* **Task instructions**: Search the material below for the word "Autres" and copy every line in which it occurs.

* **Information shown**:
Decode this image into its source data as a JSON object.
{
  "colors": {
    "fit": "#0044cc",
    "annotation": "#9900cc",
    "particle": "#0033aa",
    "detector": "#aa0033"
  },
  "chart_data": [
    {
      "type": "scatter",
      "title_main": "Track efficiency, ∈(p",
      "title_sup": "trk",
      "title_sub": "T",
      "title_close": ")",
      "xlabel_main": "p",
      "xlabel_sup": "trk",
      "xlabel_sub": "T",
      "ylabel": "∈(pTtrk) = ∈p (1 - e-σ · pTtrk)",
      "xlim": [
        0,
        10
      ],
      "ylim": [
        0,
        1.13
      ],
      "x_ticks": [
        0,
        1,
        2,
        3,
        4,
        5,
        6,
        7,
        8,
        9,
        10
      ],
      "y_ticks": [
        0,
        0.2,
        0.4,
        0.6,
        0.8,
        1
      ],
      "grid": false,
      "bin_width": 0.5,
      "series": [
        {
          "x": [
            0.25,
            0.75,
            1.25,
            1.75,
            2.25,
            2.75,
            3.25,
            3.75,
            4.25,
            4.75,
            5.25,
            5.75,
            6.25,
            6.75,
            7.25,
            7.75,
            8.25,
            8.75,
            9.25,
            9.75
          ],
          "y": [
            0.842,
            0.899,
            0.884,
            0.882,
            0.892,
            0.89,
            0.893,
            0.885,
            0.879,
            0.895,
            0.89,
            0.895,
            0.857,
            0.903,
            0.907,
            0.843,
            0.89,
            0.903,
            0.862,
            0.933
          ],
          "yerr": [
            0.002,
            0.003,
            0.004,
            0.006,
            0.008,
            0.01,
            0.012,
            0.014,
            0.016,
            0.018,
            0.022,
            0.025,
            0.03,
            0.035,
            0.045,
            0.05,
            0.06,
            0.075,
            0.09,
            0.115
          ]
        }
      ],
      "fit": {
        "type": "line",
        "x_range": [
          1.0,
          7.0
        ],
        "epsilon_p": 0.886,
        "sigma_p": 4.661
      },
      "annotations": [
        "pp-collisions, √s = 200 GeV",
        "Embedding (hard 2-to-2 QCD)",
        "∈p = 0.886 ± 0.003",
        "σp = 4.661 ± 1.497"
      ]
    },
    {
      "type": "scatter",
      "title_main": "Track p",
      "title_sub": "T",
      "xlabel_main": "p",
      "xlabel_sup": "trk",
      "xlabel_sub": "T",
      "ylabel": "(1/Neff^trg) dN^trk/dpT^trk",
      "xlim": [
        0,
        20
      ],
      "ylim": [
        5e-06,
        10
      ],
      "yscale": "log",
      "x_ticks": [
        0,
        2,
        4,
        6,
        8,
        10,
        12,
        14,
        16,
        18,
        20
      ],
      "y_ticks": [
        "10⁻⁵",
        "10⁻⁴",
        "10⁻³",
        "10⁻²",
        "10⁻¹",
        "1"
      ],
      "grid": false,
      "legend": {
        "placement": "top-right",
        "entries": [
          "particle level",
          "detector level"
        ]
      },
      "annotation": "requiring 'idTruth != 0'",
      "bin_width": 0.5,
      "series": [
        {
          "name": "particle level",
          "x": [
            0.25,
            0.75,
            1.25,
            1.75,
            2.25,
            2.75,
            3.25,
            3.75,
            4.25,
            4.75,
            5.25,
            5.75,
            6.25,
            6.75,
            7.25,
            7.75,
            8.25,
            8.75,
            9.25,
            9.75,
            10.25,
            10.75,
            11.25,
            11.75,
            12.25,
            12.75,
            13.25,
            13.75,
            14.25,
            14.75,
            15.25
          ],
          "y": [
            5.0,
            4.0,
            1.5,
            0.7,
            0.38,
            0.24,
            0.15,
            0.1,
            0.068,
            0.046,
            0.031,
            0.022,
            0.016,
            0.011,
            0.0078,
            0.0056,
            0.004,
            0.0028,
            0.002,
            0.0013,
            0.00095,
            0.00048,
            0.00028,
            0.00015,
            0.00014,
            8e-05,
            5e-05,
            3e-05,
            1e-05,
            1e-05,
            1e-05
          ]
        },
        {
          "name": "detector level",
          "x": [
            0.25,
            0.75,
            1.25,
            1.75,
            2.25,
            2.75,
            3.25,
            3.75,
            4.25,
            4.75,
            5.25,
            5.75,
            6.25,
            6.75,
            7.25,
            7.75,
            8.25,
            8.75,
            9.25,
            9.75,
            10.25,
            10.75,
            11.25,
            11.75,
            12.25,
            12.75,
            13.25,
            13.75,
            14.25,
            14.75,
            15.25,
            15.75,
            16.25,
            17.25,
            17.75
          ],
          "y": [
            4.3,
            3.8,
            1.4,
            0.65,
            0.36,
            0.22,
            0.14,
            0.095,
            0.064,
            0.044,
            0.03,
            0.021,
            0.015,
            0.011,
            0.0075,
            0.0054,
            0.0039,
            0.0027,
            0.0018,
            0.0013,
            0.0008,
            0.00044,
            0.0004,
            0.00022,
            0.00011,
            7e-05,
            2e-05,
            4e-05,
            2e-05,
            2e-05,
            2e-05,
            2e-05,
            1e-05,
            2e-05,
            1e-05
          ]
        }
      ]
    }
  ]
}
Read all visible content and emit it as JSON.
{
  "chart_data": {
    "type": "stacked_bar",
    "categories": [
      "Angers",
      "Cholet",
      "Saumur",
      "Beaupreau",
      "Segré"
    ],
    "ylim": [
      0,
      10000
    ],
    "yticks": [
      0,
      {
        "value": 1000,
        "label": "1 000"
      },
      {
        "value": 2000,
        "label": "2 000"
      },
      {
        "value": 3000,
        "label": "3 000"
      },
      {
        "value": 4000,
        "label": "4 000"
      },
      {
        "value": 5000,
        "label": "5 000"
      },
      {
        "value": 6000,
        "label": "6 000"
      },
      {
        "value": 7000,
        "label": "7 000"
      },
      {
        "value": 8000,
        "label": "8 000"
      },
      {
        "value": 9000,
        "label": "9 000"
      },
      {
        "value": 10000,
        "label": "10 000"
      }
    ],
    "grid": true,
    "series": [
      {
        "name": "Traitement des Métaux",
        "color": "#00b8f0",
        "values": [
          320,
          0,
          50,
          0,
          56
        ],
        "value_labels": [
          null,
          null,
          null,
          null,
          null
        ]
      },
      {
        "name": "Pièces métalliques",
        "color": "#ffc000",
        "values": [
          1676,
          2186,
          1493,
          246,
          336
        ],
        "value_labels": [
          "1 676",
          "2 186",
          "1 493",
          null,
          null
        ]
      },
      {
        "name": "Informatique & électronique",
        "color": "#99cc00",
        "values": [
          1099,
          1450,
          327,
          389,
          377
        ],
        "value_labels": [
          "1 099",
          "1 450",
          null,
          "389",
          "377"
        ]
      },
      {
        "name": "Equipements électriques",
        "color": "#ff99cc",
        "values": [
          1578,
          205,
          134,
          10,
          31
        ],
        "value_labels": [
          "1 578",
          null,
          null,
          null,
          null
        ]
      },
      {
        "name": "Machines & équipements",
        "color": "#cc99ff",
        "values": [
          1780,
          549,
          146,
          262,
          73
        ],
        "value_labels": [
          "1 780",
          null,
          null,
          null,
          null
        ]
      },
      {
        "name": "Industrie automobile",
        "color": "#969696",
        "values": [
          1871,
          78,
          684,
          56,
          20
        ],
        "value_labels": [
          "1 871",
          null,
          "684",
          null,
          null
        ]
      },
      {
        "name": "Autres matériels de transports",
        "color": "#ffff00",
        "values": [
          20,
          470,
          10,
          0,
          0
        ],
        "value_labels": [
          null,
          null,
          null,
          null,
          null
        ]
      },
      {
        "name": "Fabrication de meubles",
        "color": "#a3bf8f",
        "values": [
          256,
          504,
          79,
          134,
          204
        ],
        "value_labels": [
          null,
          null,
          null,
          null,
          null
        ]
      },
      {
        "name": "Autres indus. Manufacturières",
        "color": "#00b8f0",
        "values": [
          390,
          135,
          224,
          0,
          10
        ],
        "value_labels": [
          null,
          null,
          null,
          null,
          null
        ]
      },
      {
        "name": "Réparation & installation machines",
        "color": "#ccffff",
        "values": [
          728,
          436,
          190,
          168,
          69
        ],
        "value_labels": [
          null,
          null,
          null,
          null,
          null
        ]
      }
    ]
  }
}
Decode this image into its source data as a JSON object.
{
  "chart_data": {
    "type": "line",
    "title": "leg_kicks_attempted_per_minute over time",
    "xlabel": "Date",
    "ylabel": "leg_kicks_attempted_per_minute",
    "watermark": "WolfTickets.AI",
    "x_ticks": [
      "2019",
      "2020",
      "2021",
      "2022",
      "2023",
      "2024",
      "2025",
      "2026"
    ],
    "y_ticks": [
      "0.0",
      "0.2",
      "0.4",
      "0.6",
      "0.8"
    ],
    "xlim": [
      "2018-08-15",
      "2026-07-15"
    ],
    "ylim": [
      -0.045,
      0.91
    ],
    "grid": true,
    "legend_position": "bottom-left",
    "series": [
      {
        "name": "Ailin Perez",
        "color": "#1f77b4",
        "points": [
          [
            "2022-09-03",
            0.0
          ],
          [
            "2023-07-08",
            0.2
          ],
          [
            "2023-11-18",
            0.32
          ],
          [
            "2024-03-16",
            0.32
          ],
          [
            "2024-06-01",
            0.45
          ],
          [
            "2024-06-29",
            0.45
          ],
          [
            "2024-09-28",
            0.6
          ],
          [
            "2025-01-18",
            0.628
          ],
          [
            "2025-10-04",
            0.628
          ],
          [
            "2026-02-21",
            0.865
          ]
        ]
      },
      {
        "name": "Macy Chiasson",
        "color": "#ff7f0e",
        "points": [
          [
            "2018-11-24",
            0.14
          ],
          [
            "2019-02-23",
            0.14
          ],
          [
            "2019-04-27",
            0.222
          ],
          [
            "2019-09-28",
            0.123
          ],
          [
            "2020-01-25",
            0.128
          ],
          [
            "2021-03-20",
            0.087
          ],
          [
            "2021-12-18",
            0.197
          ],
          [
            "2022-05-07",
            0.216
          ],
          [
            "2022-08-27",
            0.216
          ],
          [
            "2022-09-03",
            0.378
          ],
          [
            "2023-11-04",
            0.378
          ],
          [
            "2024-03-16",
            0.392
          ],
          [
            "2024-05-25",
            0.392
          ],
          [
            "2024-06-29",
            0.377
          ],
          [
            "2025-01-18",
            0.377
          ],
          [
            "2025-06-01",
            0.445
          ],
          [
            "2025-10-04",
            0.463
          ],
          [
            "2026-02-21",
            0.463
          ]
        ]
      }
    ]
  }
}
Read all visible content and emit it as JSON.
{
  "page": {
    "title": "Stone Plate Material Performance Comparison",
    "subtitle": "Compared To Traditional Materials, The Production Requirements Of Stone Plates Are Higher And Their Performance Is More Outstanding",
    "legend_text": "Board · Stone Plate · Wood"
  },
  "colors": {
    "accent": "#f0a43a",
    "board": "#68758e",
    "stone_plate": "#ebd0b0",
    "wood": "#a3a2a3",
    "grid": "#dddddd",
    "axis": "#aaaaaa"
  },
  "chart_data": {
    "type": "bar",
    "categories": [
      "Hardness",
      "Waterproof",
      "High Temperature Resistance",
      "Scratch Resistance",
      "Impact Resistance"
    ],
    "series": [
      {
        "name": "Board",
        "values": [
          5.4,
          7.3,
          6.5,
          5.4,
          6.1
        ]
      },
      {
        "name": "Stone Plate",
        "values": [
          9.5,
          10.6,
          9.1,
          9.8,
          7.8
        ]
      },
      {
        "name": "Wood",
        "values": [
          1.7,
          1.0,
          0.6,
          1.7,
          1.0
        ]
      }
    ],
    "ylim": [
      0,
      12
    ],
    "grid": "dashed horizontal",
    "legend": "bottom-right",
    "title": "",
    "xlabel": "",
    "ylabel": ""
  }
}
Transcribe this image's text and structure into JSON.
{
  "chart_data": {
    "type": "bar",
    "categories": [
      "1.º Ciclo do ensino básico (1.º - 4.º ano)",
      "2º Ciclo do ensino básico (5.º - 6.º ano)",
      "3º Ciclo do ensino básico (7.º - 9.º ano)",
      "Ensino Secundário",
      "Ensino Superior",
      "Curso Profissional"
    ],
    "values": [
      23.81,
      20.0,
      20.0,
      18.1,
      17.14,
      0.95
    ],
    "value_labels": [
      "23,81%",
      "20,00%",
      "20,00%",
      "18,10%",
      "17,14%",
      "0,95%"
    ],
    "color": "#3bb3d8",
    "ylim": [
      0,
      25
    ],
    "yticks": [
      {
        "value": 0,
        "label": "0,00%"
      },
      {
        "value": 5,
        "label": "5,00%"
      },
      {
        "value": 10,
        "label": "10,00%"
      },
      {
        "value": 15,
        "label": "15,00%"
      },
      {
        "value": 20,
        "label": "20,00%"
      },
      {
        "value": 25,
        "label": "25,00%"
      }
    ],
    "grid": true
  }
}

* **Answer to the problem**:
        "name": "Autres matériels de transports",
        "name": "Autres indus. Manufacturières",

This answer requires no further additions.